• WORK TO BE COMPLETED:
Pick out each line of the records that includes the string "ylabel", and copy it.
─── EXERCISE DATA
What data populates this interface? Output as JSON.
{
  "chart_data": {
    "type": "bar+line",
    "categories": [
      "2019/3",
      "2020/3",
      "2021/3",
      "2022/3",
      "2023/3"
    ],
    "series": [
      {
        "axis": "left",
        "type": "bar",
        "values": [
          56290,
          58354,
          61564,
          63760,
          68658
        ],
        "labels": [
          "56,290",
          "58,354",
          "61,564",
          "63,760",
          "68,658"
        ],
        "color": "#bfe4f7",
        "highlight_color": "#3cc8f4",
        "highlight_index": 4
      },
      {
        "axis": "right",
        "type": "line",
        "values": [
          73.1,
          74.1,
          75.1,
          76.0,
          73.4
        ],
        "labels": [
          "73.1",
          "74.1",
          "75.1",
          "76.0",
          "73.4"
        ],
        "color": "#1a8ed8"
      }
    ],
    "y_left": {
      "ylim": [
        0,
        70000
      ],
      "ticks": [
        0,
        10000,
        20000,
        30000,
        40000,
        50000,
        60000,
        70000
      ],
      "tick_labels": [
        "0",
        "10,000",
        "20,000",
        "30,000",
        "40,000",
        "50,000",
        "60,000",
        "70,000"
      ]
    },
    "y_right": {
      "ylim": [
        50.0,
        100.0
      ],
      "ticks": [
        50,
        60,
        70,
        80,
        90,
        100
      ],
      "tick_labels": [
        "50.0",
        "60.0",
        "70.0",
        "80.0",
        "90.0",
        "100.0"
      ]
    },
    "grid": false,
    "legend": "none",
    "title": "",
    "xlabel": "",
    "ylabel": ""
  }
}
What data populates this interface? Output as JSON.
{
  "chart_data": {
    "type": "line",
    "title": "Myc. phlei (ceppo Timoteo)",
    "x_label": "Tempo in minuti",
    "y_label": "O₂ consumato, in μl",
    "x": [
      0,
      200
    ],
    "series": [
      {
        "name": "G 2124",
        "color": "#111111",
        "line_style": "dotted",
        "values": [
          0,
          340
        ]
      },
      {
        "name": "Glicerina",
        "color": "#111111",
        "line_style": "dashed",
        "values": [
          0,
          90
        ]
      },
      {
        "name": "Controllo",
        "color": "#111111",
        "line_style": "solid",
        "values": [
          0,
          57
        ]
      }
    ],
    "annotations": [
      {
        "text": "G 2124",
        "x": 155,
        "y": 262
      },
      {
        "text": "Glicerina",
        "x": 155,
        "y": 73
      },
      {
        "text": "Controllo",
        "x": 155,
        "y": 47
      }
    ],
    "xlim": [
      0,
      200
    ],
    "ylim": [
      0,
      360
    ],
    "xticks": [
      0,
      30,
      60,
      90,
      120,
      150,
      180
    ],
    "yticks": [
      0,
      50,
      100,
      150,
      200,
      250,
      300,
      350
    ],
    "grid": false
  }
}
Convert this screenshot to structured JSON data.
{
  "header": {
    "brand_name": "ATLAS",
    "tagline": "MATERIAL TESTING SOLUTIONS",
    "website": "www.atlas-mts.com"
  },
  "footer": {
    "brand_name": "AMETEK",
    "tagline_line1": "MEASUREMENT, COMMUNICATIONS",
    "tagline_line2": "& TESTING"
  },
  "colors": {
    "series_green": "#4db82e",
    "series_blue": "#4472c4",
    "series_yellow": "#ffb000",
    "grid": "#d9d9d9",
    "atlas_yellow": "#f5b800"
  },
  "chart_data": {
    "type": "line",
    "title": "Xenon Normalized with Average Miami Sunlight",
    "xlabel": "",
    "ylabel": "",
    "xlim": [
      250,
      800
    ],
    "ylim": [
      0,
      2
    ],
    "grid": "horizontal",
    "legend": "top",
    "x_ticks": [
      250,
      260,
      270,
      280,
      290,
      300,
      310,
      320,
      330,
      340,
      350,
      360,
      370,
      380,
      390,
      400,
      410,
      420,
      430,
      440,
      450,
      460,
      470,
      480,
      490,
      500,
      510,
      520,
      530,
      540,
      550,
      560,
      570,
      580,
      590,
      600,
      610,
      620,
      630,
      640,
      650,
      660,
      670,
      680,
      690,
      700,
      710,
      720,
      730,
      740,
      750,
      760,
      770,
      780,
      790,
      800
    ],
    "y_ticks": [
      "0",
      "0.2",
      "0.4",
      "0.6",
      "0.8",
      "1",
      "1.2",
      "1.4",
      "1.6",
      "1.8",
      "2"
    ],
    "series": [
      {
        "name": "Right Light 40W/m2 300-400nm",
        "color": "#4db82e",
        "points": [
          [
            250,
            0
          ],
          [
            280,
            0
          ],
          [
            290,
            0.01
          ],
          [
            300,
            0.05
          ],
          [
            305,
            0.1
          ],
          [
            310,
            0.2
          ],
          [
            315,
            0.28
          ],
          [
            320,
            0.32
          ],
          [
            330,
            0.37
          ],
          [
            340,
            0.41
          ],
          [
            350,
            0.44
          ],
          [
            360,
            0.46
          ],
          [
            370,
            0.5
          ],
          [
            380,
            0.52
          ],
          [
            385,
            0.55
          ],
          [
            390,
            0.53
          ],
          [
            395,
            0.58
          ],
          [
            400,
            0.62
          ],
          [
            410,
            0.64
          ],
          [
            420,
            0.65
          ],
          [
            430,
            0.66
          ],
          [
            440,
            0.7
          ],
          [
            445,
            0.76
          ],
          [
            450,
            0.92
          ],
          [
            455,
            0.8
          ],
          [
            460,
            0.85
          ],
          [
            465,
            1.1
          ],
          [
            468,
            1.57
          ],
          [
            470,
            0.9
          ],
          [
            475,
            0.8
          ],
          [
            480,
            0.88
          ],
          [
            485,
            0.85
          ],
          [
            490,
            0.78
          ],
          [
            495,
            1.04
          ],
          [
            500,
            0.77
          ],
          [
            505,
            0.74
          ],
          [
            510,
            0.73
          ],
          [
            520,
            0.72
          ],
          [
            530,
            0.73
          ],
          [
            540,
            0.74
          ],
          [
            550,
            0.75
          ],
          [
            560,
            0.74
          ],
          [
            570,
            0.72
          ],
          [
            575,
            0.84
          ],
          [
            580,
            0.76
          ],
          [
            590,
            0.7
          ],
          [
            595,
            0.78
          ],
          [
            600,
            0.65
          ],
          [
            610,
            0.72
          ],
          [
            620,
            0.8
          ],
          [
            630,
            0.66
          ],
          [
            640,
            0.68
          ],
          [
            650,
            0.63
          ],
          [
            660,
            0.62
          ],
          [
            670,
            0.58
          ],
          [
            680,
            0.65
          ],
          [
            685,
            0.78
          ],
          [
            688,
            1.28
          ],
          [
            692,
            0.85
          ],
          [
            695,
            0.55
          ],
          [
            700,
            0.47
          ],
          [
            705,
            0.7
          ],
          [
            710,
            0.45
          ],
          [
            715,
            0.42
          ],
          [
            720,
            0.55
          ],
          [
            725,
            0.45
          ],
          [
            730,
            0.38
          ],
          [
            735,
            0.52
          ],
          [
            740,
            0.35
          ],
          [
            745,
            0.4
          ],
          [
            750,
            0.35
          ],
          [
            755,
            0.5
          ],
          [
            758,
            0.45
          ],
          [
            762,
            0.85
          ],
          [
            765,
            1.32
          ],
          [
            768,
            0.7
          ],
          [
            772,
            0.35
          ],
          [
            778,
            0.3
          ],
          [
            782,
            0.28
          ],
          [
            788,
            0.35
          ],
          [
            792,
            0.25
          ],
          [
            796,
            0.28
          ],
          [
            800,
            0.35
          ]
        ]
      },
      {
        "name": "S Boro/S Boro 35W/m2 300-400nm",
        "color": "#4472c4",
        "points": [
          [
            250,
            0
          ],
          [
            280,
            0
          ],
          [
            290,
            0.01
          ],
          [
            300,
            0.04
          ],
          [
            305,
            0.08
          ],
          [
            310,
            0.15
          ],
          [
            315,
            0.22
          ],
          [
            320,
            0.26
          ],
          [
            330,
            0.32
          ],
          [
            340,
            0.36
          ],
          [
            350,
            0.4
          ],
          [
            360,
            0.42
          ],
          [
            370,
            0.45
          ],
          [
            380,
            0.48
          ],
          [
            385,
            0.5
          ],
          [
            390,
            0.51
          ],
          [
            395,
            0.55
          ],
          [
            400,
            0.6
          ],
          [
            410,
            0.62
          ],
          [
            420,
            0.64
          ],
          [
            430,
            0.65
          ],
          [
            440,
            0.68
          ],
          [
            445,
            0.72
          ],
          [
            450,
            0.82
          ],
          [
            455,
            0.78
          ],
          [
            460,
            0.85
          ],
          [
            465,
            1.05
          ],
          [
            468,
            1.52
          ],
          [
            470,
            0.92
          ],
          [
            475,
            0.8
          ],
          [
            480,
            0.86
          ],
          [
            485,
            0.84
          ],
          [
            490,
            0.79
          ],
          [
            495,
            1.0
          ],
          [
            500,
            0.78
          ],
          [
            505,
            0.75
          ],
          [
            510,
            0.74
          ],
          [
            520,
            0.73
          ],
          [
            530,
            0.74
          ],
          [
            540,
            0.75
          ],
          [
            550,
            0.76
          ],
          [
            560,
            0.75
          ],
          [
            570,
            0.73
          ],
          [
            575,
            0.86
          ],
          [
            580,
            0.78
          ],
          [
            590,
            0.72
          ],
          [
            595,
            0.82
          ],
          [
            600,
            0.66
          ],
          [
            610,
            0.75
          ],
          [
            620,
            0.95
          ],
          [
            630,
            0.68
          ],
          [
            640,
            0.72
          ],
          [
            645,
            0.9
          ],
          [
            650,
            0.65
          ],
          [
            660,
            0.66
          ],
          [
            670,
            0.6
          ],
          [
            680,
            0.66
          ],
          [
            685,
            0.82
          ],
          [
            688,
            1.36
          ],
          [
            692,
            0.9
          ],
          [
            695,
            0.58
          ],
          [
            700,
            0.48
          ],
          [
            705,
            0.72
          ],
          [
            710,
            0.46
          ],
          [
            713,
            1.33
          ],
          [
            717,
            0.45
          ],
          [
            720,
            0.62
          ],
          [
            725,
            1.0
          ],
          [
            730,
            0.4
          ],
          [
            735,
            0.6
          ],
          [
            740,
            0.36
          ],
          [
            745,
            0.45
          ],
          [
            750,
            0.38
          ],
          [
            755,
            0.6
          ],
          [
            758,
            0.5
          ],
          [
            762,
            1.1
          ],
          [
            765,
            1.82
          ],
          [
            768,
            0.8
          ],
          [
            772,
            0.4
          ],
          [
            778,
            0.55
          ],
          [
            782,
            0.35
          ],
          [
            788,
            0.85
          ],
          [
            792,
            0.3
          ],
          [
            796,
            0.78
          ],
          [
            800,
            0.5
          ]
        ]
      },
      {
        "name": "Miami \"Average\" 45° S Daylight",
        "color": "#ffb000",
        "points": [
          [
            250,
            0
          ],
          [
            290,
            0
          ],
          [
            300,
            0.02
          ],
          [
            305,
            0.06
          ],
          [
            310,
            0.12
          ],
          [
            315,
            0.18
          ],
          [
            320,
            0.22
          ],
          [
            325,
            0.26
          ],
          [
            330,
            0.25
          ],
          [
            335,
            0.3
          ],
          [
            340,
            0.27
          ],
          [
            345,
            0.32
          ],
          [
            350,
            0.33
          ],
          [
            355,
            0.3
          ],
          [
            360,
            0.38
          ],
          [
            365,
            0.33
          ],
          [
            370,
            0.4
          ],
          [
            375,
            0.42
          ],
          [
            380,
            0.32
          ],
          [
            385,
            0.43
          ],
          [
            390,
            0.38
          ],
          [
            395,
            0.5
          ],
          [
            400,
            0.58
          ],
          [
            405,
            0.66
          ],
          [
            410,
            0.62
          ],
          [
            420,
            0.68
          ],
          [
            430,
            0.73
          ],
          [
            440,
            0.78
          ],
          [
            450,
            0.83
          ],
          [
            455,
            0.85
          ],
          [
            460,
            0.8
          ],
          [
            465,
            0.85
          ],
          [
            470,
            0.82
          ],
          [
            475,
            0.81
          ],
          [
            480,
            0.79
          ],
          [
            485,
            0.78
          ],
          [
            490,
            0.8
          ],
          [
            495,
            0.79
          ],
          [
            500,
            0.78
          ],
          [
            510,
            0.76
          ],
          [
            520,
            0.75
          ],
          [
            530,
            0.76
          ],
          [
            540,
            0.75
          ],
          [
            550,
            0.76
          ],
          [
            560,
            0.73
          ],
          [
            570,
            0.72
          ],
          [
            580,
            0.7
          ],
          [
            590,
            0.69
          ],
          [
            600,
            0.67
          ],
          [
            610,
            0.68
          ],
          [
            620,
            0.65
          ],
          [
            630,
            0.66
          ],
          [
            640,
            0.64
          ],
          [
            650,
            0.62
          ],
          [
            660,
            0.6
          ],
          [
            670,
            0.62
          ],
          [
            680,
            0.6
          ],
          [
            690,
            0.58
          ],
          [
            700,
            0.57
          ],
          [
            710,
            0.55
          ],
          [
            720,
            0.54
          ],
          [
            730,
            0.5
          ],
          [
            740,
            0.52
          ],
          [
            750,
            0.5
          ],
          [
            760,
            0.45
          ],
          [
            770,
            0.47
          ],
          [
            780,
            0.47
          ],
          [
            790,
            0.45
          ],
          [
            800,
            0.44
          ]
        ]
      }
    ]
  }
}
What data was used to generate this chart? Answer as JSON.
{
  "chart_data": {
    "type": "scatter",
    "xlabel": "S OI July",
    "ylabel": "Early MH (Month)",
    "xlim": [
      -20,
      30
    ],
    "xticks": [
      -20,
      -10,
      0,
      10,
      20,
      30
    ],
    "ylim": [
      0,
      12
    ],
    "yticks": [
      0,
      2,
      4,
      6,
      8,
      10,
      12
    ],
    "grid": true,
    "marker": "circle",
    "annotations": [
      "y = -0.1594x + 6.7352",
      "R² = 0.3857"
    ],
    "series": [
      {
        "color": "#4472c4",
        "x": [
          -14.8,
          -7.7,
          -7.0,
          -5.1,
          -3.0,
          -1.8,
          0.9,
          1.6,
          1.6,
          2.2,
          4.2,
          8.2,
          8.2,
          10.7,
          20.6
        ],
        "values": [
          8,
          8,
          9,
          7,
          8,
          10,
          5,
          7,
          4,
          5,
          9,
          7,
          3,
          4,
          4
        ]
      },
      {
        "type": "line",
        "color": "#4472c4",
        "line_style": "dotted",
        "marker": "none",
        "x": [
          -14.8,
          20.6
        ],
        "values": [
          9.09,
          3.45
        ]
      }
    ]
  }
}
──────
• TASK RESPONSE:
    "ylabel": ""
    "ylabel": "",
    "ylabel": "Early MH (Month)",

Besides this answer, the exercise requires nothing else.